** BEGIN Records supplied **

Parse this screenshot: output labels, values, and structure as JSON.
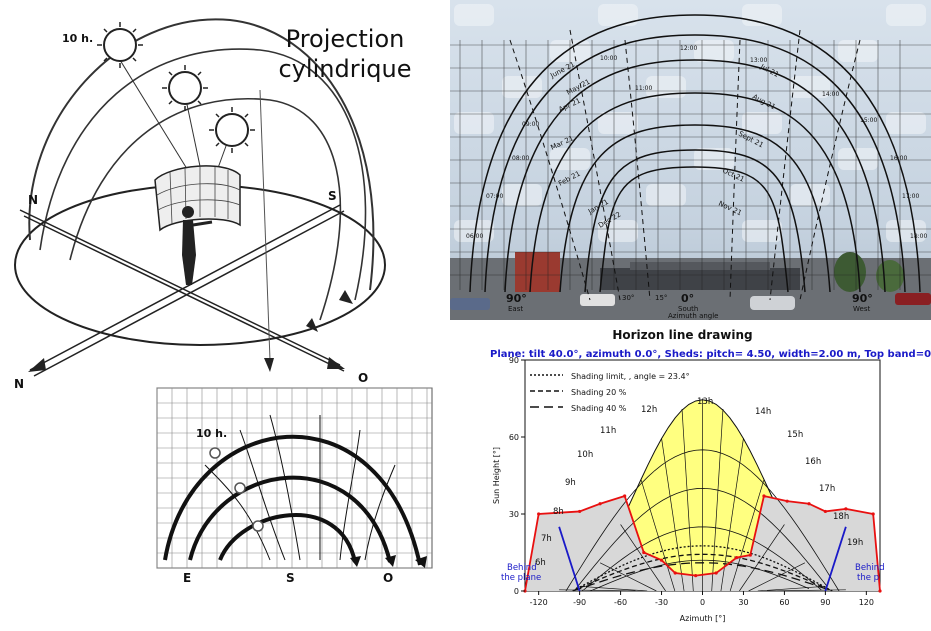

** END Records supplied **
** BEGIN Records supplied **

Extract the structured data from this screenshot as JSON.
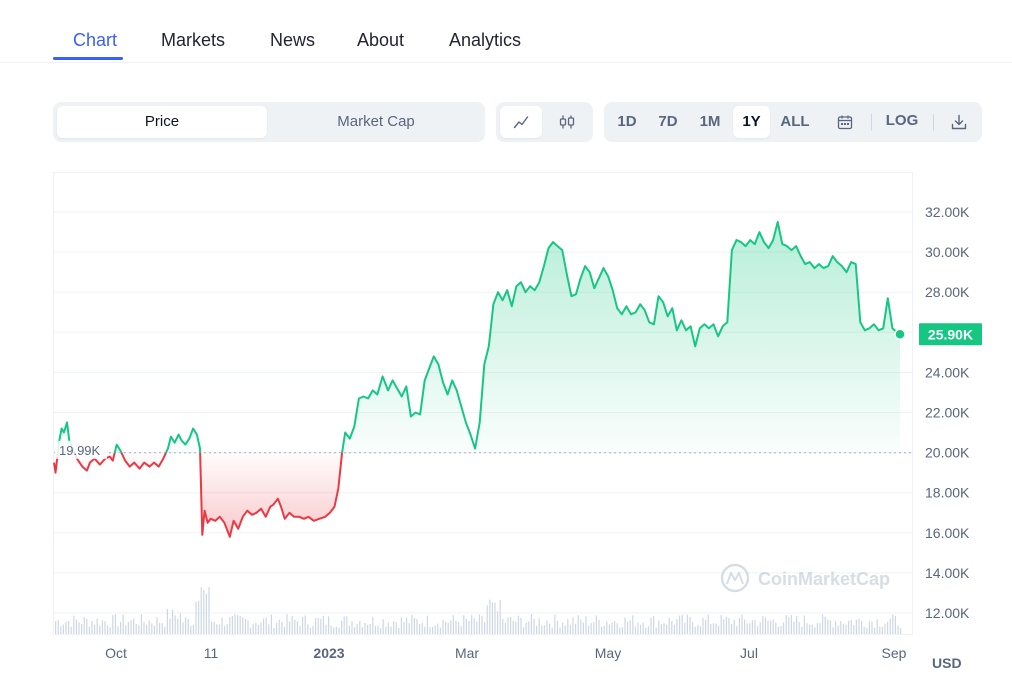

** END Records supplied **
** BEGIN Records supplied **

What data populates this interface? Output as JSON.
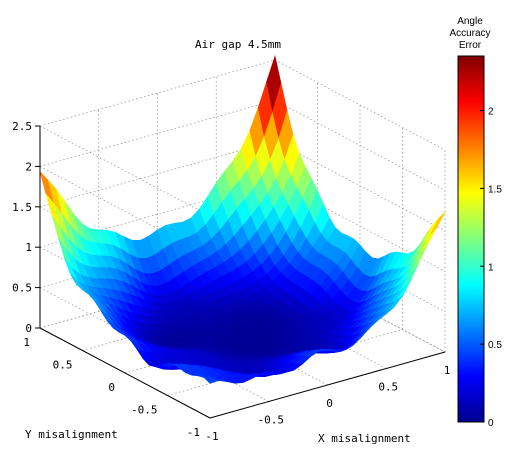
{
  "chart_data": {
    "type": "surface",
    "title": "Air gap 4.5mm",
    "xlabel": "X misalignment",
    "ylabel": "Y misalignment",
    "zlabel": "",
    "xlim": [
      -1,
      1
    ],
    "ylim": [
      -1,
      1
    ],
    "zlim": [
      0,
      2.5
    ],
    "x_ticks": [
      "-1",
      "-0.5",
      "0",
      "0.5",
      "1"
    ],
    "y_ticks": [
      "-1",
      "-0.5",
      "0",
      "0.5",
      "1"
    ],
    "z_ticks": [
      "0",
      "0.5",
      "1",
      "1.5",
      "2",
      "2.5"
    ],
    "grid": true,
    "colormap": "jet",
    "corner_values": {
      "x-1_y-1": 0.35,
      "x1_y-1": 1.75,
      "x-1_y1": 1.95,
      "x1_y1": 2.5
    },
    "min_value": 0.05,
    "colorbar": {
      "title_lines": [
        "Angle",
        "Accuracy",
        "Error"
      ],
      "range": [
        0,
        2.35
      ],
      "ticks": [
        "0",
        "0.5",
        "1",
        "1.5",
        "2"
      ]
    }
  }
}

** END Records supplied **

Within the entries above, report how many lines include "screenshot", and keep the answer to the number.

2